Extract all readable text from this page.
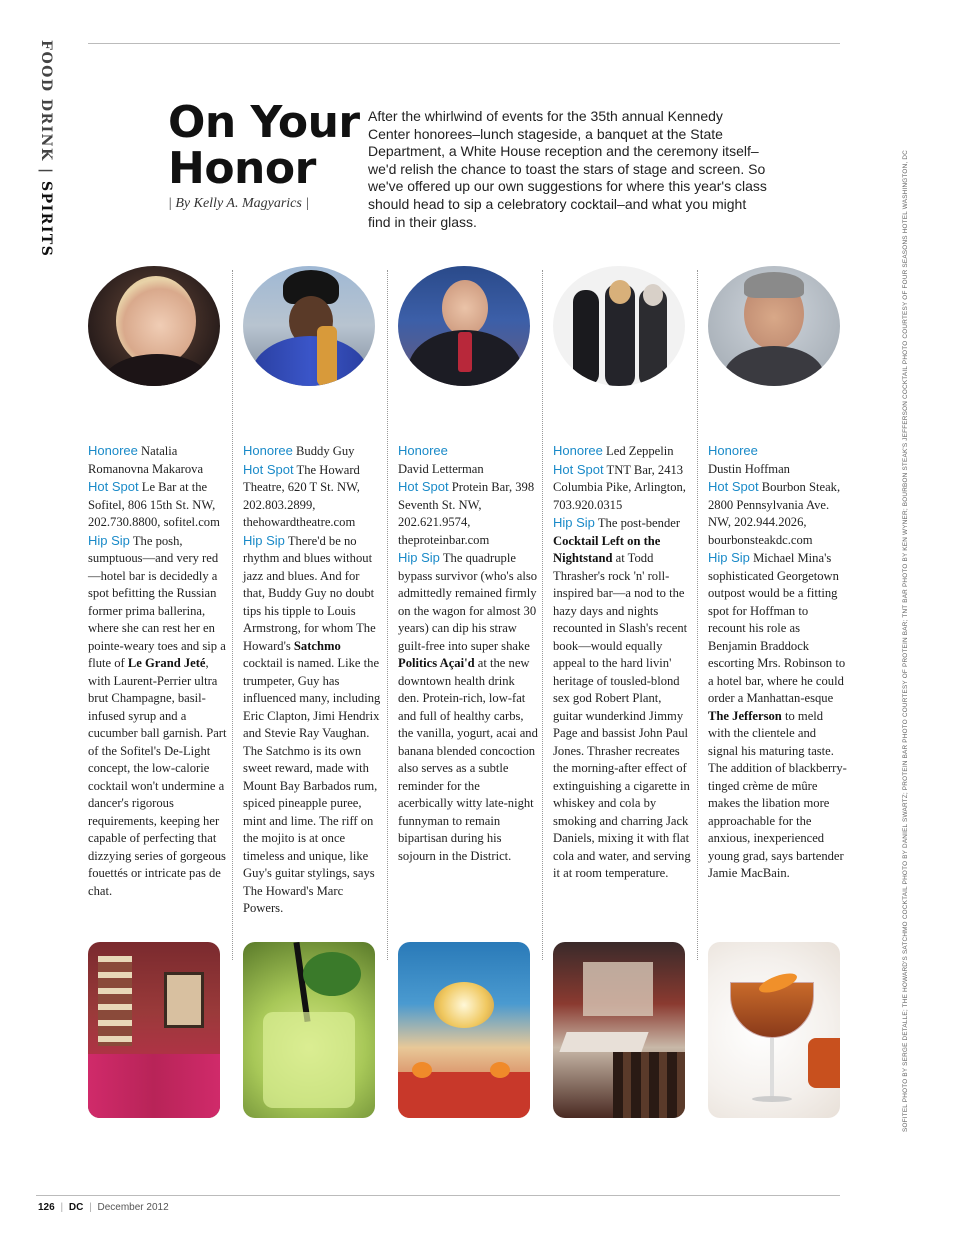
FOOD DRINK | SPIRITS
On Your
Honor
| By Kelly A. Magyarics |
After the whirlwind of events for the 35th annual Kennedy Center honorees–lunch stageside, a banquet at the State Department, a White House reception and the ceremony itself–we'd relish the chance to toast the stars of stage and screen. So we've offered up our own suggestions for where this year's class should head to sip a celebratory cocktail–and what you might find in their glass.	SOFITEL PHOTO BY SERGE DETALLE; THE HOWARD'S SATCHMO COCKTAIL PHOTO BY DANIEL SWARTZ; PROTEIN BAR PHOTO COURTESY OF PROTEIN BAR; TNT BAR PHOTO BY KEN WYNER; BOURBON STEAK'S JEFFERSON COCKTAIL PHOTO COURTESY OF FOUR SEASONS HOTEL WASHINGTON, DC
Honoree Natalia Romanovna Makarova
Hot Spot Le Bar at the Sofitel, 806 15th St. NW, 202.730.8800, sofitel.com
Hip Sip The posh, sumptuous—and very red—hotel bar is decidedly a spot befitting the Russian former prima ballerina, where she can rest her en pointe-weary toes and sip a flute of Le Grand Jeté, with Laurent-Perrier ultra brut Champagne, basil-infused syrup and a cucumber ball garnish. Part of the Sofitel's De-Light concept, the low-calorie cocktail won't undermine a dancer's rigorous requirements, keeping her capable of perfecting that dizzying series of gorgeous fouettés or intricate pas de chat.
Honoree Buddy Guy
Hot Spot The Howard Theatre, 620 T St. NW, 202.803.2899, thehowardtheatre.com
Hip Sip There'd be no rhythm and blues without jazz and blues. And for that, Buddy Guy no doubt tips his tipple to Louis Armstrong, for whom The Howard's Satchmo cocktail is named. Like the trumpeter, Guy has influenced many, including Eric Clapton, Jimi Hendrix and Stevie Ray Vaughan. The Satchmo is its own sweet reward, made with Mount Bay Barbados rum, spiced pineapple puree, mint and lime. The riff on the mojito is at once timeless and unique, like Guy's guitar stylings, says The Howard's Marc Powers.
Honoree
David Letterman
Hot Spot Protein Bar, 398 Seventh St. NW, 202.621.9574, theproteinbar.com
Hip Sip The quadruple bypass survivor (who's also admittedly remained firmly on the wagon for almost 30 years) can dip his straw guilt-free into super shake Politics Açai'd at the new downtown health drink den. Protein-rich, low-fat and full of healthy carbs, the vanilla, yogurt, acai and banana blended concoction also serves as a subtle reminder for the acerbically witty late-night funnyman to remain bipartisan during his sojourn in the District.
Honoree Led Zeppelin
Hot Spot TNT Bar, 2413 Columbia Pike, Arlington, 703.920.0315
Hip Sip The post-bender Cocktail Left on the Nightstand at Todd Thrasher's rock 'n' roll-inspired bar—a nod to the hazy days and nights recounted in Slash's recent book—would equally appeal to the hard livin' heritage of tousled-blond sex god Robert Plant, guitar wunderkind Jimmy Page and bassist John Paul Jones. Thrasher recreates the morning-after effect of extinguishing a cigarette in whiskey and cola by smoking and charring Jack Daniels, mixing it with flat cola and water, and serving it at room temperature.
Honoree
Dustin Hoffman
Hot Spot Bourbon Steak, 2800 Pennsylvania Ave. NW, 202.944.2026, bourbonsteakdc.com
Hip Sip Michael Mina's sophisticated Georgetown outpost would be a fitting spot for Hoffman to recount his role as Benjamin Braddock escorting Mrs. Robinson to a hotel bar, where he could order a Manhattan-esque The Jefferson to meld with the clientele and signal his maturing taste. The addition of blackberry-tinged crème de mûre makes the libation more approachable for the anxious, inexperienced young grad, says bartender Jamie MacBain.
126 | DC | December 2012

*WHAT NEEDS TO BE DONE:*
Within the data above, how many lines include the word "that"? Respond with the number only.

*TASK ANSWER:*
2